# Written exercise
In the material below, list every line carrying the string "vestuário".

--- BEGIN Input records ---

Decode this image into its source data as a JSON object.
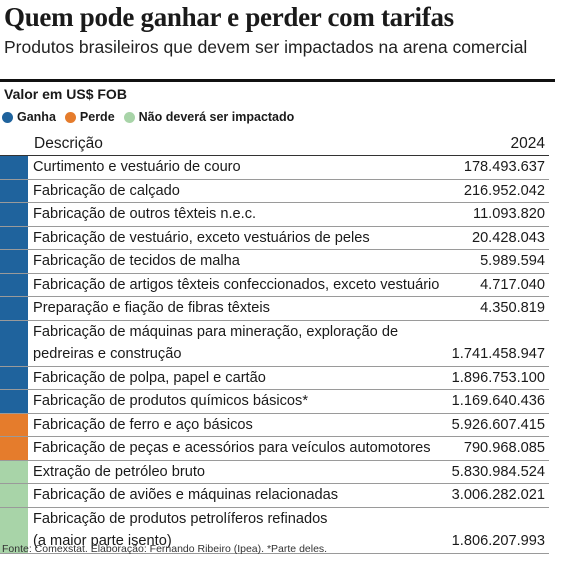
{
  "header": {
    "title": "Quem pode ganhar e perder com tarifas",
    "subtitle": "Produtos brasileiros que devem ser impactados na arena comercial",
    "unit": "Valor em US$ FOB"
  },
  "legend": [
    {
      "label": "Ganha",
      "color": "#1f639d"
    },
    {
      "label": "Perde",
      "color": "#e57c2c"
    },
    {
      "label": "Não deverá ser impactado",
      "color": "#a8d4a8"
    }
  ],
  "table": {
    "col_desc": "Descrição",
    "col_year": "2024",
    "rows": [
      {
        "desc": "Curtimento e vestuário de couro",
        "value": "178.493.637",
        "cat": 0
      },
      {
        "desc": "Fabricação de calçado",
        "value": "216.952.042",
        "cat": 0
      },
      {
        "desc": "Fabricação de outros têxteis n.e.c.",
        "value": "11.093.820",
        "cat": 0
      },
      {
        "desc": "Fabricação de vestuário, exceto vestuários de peles",
        "value": "20.428.043",
        "cat": 0
      },
      {
        "desc": "Fabricação de tecidos de malha",
        "value": "5.989.594",
        "cat": 0
      },
      {
        "desc": "Fabricação de artigos têxteis confeccionados, exceto vestuário",
        "value": "4.717.040",
        "cat": 0
      },
      {
        "desc": "Preparação e fiação de fibras têxteis",
        "value": "4.350.819",
        "cat": 0
      },
      {
        "desc": "Fabricação de máquinas para mineração, exploração de\npedreiras e construção",
        "value": "1.741.458.947",
        "cat": 0
      },
      {
        "desc": "Fabricação de polpa, papel e cartão",
        "value": "1.896.753.100",
        "cat": 0
      },
      {
        "desc": "Fabricação de produtos químicos básicos*",
        "value": "1.169.640.436",
        "cat": 0
      },
      {
        "desc": "Fabricação de ferro e aço básicos",
        "value": "5.926.607.415",
        "cat": 1
      },
      {
        "desc": "Fabricação de peças e acessórios para veículos automotores",
        "value": "790.968.085",
        "cat": 1
      },
      {
        "desc": "Extração de petróleo bruto",
        "value": "5.830.984.524",
        "cat": 2
      },
      {
        "desc": "Fabricação de aviões e máquinas relacionadas",
        "value": "3.006.282.021",
        "cat": 2
      },
      {
        "desc": "Fabricação de produtos petrolíferos refinados\n(a maior parte isento)",
        "value": "1.806.207.993",
        "cat": 2
      }
    ]
  },
  "source": "Fonte: Comexstat. Elaboração: Fernando Ribeiro (Ipea). *Parte deles."
}
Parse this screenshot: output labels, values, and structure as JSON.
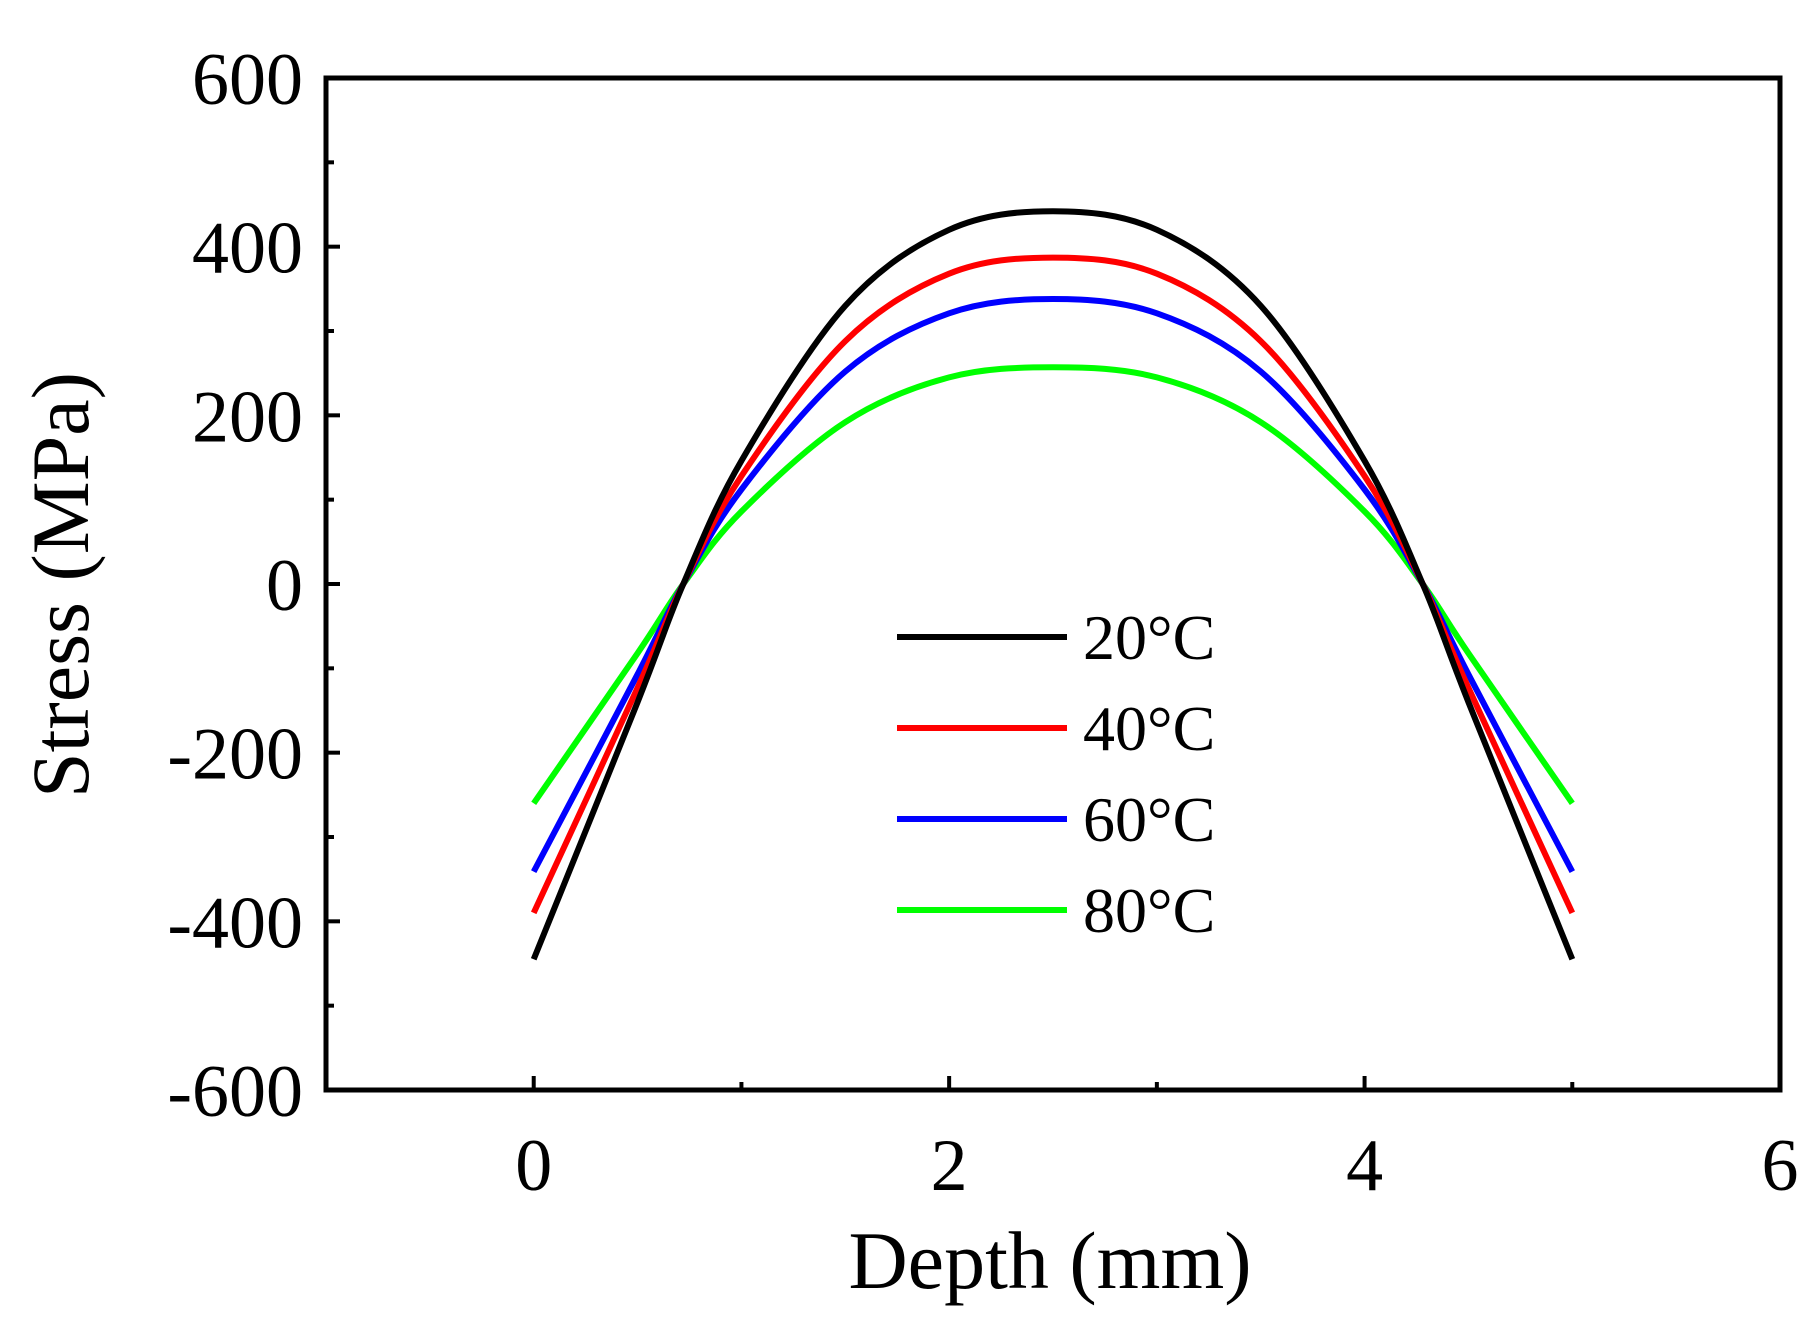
{
  "chart_data": {
    "type": "line",
    "title": "",
    "xlabel": "Depth (mm)",
    "ylabel": "Stress (MPa)",
    "xlim": [
      -1,
      6
    ],
    "ylim": [
      -600,
      600
    ],
    "xticks": [
      0,
      2,
      4,
      6
    ],
    "xtick_labels": [
      "0",
      "2",
      "4",
      "6"
    ],
    "yticks": [
      -600,
      -400,
      -200,
      0,
      200,
      400,
      600
    ],
    "ytick_labels": [
      "-600",
      "-400",
      "-200",
      "0",
      "200",
      "400",
      "600"
    ],
    "grid": false,
    "legend_position": "center",
    "series": [
      {
        "name": "20°C",
        "color": "#000000",
        "x": [
          0,
          0.5,
          0.72,
          1.0,
          1.5,
          2.0,
          2.5,
          3.0,
          3.5,
          4.0,
          4.28,
          4.5,
          5.0
        ],
        "y": [
          -445,
          -140,
          0,
          146,
          330,
          420,
          442,
          420,
          330,
          146,
          0,
          -140,
          -445
        ]
      },
      {
        "name": "40°C",
        "color": "#ff0000",
        "x": [
          0,
          0.5,
          0.72,
          1.0,
          1.5,
          2.0,
          2.5,
          3.0,
          3.5,
          4.0,
          4.28,
          4.5,
          5.0
        ],
        "y": [
          -390,
          -123,
          0,
          128,
          288,
          368,
          387,
          368,
          288,
          128,
          0,
          -123,
          -390
        ]
      },
      {
        "name": "60°C",
        "color": "#0000ff",
        "x": [
          0,
          0.5,
          0.72,
          1.0,
          1.5,
          2.0,
          2.5,
          3.0,
          3.5,
          4.0,
          4.28,
          4.5,
          5.0
        ],
        "y": [
          -341,
          -107,
          0,
          112,
          252,
          321,
          338,
          321,
          252,
          112,
          0,
          -107,
          -341
        ]
      },
      {
        "name": "80°C",
        "color": "#00ff00",
        "x": [
          0,
          0.5,
          0.72,
          1.0,
          1.5,
          2.0,
          2.5,
          3.0,
          3.5,
          4.0,
          4.28,
          4.5,
          5.0
        ],
        "y": [
          -260,
          -82,
          0,
          86,
          192,
          245,
          257,
          245,
          192,
          86,
          0,
          -82,
          -260
        ]
      }
    ]
  }
}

--- END Input records ---

# Correct output
        "desc": "Curtimento e vestuário de couro",
        "desc": "Fabricação de vestuário, exceto vestuários de peles",
        "desc": "Fabricação de artigos têxteis confeccionados, exceto vestuário",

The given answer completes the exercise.